Set task:
Count every line below that contains "response", then state the total with no other output.

Figure contents as structured data
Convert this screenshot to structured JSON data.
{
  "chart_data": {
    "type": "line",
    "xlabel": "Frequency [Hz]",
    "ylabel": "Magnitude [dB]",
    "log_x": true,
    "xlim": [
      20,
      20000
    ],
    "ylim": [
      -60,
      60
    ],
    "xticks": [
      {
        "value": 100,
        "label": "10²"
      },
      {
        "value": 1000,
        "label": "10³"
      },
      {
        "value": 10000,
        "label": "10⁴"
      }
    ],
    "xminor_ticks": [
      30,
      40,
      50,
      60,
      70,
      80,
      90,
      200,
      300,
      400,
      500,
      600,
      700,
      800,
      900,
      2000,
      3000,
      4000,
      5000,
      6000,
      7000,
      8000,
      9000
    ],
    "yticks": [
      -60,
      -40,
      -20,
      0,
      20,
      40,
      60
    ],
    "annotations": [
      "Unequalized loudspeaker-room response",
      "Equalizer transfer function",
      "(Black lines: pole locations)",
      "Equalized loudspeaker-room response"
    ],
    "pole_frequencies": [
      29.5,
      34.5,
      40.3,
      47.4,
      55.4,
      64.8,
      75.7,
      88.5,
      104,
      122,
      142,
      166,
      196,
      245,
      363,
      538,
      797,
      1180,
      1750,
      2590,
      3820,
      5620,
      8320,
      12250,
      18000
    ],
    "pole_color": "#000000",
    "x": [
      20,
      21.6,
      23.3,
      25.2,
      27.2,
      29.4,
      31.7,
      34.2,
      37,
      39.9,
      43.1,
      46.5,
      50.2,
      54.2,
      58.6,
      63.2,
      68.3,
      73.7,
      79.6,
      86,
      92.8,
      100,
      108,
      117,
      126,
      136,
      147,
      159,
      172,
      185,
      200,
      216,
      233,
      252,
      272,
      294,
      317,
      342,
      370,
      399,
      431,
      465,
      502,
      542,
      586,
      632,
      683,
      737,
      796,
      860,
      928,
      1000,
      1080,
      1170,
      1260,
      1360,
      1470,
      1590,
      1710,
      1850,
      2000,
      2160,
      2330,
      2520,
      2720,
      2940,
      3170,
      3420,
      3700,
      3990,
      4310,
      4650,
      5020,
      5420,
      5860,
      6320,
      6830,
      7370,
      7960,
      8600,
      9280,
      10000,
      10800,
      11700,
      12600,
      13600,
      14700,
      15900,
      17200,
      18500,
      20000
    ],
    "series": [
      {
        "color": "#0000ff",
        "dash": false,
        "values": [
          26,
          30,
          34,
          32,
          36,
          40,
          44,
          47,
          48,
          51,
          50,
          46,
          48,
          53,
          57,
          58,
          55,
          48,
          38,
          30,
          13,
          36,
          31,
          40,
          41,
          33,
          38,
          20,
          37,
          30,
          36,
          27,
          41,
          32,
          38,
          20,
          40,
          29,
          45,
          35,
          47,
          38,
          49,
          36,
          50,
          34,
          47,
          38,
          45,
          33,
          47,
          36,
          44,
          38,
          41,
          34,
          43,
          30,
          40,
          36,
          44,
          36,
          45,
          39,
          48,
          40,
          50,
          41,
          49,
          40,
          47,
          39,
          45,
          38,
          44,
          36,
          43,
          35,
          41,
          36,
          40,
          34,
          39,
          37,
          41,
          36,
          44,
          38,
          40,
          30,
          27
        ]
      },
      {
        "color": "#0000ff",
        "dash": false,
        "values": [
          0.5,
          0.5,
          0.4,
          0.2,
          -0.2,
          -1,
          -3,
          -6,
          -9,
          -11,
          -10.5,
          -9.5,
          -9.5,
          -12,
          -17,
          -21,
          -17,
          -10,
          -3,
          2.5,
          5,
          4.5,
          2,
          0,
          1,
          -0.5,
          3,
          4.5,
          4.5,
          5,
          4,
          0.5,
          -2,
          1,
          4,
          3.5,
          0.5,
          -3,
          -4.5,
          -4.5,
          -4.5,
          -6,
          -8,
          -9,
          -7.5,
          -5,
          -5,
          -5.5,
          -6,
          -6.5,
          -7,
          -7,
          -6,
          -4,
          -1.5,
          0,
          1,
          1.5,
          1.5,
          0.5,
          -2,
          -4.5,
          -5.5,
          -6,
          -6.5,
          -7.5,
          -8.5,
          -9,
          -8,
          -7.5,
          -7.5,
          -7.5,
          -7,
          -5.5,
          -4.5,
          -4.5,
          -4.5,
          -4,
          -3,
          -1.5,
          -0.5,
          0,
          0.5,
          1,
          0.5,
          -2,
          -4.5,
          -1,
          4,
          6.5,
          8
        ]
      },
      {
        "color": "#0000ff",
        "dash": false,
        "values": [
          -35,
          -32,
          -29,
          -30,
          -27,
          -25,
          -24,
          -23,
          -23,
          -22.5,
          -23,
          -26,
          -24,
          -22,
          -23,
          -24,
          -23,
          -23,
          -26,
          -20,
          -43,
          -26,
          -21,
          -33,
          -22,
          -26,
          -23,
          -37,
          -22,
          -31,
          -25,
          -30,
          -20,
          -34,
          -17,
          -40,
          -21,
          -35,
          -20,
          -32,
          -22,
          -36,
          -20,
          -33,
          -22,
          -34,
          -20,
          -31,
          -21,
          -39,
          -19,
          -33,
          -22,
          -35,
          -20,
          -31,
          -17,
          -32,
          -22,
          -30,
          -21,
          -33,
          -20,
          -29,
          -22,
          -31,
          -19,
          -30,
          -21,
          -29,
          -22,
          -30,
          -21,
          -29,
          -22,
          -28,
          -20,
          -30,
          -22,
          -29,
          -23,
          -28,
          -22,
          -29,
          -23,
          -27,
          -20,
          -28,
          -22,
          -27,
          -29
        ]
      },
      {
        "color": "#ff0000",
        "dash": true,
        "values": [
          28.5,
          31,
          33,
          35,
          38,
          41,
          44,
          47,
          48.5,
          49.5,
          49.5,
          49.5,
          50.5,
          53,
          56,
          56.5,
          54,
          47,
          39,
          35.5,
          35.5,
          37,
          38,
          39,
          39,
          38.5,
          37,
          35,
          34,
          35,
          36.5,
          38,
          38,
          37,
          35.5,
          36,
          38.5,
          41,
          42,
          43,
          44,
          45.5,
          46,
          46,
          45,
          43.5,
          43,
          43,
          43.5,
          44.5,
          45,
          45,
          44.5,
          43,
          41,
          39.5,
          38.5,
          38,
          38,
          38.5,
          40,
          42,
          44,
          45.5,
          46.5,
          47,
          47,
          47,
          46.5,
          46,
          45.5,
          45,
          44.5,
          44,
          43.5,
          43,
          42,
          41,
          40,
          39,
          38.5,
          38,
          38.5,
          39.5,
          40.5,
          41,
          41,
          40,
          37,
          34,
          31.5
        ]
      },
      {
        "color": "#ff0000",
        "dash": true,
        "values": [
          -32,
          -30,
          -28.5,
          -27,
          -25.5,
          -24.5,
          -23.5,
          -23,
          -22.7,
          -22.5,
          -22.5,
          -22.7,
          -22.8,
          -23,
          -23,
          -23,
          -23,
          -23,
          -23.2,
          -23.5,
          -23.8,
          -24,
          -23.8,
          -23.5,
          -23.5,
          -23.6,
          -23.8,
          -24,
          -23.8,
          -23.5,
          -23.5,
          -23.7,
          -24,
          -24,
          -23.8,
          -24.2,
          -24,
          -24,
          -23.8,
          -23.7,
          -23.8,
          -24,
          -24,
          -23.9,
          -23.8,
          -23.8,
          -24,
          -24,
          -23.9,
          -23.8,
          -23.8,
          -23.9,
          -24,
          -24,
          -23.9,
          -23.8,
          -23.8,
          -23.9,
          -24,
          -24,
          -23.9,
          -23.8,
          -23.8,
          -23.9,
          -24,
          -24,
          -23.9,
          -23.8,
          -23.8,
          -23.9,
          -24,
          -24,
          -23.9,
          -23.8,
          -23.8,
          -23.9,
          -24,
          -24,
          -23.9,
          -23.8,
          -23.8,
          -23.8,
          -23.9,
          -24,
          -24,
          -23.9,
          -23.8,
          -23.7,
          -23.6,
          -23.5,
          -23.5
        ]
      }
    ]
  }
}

Reply to the exercise:
2